◆ Dataset items:
__________

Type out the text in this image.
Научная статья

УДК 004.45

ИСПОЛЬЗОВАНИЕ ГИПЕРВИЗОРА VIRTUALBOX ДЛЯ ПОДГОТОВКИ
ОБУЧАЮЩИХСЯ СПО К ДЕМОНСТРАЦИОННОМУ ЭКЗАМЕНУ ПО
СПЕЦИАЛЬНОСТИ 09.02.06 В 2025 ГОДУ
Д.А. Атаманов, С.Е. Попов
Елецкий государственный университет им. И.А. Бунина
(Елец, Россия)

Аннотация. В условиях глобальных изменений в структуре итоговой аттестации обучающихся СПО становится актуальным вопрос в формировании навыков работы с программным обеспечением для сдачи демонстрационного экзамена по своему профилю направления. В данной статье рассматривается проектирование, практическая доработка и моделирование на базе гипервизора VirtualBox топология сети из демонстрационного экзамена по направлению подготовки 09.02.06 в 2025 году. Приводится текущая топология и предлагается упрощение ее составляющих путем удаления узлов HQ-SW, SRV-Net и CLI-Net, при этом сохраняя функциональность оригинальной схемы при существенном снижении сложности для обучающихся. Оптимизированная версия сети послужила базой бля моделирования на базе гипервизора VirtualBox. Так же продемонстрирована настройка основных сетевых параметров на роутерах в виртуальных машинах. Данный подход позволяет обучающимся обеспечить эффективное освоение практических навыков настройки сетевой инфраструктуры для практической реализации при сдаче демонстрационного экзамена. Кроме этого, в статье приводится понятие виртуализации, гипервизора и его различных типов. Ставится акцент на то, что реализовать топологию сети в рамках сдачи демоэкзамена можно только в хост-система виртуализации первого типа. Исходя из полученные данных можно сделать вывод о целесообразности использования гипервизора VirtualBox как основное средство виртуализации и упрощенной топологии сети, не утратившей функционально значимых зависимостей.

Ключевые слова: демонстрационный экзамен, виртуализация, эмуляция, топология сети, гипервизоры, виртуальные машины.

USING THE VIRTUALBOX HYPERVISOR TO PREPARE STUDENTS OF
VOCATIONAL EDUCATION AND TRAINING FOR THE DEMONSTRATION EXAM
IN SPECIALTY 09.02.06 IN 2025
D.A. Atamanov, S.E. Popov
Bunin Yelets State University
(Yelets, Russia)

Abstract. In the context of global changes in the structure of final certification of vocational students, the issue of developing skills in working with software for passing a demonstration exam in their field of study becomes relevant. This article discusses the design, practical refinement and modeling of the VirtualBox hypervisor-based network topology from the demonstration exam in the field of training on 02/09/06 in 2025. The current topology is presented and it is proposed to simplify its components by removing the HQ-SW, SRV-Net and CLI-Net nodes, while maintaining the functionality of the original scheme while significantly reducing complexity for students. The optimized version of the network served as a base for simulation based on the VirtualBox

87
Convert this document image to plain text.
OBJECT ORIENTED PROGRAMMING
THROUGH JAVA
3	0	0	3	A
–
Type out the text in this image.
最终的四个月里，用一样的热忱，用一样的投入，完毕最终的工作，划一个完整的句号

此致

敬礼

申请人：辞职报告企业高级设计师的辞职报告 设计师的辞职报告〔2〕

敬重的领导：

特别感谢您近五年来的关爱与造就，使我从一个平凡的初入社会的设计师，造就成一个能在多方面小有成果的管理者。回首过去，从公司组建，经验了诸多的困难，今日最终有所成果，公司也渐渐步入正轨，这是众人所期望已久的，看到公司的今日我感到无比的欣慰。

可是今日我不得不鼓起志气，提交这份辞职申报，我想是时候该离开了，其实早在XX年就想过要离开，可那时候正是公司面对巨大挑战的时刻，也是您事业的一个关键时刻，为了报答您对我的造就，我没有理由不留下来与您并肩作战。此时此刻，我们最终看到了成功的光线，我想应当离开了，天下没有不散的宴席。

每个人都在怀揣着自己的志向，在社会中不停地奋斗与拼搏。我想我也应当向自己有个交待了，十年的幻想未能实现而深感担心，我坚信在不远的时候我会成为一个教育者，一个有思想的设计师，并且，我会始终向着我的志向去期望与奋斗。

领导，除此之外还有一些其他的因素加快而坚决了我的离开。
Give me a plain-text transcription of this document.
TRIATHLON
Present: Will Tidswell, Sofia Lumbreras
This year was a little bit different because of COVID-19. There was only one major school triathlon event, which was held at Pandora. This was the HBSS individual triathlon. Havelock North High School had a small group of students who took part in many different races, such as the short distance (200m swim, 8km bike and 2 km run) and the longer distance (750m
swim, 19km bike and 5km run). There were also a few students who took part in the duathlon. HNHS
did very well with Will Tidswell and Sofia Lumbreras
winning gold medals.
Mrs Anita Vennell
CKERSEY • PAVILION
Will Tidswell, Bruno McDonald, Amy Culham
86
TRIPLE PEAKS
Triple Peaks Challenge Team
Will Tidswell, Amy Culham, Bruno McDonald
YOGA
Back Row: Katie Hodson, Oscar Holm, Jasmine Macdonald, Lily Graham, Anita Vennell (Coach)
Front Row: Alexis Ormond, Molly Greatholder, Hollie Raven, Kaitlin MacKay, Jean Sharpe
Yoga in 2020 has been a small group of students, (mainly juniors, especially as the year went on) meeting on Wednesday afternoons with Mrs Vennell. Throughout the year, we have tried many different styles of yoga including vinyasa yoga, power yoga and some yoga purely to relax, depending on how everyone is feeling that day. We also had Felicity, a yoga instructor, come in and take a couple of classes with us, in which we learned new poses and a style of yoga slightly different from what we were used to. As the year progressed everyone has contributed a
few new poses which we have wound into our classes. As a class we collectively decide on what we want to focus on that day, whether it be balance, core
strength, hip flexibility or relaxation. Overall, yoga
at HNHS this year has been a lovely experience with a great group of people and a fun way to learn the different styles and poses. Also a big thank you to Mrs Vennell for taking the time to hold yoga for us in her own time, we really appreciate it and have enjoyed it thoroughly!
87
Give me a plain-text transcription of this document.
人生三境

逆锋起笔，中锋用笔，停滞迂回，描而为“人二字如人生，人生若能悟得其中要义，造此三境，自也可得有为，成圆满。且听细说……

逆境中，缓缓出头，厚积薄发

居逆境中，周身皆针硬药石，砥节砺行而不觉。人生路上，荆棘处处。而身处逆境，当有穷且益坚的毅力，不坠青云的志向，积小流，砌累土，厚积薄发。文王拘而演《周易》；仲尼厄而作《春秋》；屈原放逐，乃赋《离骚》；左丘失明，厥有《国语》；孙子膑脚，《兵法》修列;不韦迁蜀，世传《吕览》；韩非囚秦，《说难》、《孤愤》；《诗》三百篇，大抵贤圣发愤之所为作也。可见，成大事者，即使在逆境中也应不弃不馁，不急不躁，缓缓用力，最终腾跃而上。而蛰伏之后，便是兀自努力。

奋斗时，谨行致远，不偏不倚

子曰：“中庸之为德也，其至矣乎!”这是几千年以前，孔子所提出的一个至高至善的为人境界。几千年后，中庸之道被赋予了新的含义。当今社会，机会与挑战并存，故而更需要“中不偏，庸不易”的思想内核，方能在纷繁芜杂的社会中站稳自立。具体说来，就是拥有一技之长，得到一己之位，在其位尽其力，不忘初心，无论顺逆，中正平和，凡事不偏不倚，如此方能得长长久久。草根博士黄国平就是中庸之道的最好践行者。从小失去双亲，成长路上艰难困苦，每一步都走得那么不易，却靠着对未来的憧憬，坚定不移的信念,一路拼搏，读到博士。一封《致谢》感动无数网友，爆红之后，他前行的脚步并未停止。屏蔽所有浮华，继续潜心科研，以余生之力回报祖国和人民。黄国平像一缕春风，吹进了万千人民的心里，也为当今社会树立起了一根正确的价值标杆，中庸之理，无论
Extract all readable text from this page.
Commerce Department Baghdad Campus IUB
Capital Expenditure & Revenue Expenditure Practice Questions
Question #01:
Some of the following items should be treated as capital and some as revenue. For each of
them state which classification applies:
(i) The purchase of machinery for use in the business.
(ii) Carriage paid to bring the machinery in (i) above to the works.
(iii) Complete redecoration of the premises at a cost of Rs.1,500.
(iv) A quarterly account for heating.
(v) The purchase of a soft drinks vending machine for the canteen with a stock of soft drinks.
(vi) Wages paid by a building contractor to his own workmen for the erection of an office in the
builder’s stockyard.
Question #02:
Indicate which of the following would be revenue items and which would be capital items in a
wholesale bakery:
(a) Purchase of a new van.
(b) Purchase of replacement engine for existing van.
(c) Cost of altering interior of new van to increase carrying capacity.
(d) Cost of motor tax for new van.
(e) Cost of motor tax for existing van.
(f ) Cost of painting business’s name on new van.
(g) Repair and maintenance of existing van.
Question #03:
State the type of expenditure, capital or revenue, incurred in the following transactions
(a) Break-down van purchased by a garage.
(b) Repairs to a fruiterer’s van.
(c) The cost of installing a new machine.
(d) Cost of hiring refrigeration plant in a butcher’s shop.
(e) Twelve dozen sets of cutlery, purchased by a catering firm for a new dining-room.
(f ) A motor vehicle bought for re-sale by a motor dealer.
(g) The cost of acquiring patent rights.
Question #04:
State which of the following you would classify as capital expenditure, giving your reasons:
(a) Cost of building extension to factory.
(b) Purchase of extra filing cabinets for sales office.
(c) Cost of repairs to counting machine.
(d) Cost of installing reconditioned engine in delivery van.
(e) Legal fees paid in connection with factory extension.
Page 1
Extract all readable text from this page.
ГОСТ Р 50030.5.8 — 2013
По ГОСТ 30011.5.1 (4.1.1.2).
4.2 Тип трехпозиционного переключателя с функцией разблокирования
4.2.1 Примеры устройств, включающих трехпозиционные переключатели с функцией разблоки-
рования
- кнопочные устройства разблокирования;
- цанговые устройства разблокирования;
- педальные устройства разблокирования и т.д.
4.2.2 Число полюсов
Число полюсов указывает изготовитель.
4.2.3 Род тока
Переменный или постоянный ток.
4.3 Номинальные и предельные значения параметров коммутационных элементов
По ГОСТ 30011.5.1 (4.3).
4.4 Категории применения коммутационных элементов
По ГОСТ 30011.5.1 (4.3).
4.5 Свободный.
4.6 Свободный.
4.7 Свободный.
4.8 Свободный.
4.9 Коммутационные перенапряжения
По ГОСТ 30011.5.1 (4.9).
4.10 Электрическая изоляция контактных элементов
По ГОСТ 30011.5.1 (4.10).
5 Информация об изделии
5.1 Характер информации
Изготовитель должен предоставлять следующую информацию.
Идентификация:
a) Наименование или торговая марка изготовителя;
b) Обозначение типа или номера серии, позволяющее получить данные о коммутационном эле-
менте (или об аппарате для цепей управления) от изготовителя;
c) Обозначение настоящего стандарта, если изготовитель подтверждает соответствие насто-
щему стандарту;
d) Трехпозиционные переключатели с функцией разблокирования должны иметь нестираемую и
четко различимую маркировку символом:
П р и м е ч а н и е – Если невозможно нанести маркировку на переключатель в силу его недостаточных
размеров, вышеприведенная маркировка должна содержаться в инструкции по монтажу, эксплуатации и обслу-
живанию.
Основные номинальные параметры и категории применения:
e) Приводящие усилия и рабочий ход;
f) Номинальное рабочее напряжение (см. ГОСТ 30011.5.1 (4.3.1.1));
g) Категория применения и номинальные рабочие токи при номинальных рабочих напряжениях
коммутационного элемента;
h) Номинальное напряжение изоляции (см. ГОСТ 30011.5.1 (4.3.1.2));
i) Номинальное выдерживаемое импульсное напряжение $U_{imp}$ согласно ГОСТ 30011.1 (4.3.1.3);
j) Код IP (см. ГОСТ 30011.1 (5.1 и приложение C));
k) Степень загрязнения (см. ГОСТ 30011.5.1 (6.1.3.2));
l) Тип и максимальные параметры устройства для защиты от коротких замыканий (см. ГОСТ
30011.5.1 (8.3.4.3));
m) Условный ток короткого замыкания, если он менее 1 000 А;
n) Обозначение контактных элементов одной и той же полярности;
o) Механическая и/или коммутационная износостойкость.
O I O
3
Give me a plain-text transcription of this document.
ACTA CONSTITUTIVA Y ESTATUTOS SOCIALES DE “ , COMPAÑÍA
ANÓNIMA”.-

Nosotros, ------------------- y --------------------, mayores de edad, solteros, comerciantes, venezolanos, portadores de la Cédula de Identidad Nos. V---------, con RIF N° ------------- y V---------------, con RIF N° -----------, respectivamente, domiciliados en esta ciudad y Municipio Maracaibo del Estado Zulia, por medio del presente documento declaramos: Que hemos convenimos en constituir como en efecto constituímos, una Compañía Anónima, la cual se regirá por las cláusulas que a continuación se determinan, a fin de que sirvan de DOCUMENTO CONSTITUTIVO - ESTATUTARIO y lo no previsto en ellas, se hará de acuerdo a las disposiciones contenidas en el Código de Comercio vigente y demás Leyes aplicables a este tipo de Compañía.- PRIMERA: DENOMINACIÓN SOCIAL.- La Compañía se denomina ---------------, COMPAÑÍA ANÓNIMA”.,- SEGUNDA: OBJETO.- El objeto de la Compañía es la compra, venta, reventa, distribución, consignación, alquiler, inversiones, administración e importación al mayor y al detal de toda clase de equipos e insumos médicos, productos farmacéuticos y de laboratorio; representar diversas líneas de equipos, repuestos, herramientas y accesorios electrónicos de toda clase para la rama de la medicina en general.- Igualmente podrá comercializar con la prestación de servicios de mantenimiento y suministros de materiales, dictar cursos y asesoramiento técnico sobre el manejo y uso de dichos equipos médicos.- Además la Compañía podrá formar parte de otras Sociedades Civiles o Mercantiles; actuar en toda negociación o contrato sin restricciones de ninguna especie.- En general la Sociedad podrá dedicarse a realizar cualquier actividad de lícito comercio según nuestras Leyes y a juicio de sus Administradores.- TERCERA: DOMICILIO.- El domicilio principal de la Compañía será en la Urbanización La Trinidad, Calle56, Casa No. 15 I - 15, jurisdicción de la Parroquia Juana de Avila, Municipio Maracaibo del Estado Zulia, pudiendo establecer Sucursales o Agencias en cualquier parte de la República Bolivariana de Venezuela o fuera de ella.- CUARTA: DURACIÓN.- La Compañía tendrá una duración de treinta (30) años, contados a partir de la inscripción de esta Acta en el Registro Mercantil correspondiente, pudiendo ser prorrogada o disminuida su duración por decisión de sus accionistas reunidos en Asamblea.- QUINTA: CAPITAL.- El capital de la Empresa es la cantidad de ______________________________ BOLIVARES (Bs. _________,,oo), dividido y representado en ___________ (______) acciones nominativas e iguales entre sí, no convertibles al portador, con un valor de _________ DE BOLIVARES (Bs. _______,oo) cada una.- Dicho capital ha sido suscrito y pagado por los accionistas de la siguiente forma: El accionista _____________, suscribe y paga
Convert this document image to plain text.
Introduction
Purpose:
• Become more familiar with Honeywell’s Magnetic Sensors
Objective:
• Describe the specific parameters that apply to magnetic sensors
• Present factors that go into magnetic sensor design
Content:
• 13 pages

__________

◆ Given instruction: Look above for every line with the word "Will" and copy it.

◆ Finished exercise:
Present: Will Tidswell, Sofia Lumbreras
did very well with Will Tidswell and Sofia Lumbreras
Will Tidswell, Bruno McDonald, Amy Culham
Will Tidswell, Amy Culham, Bruno McDonald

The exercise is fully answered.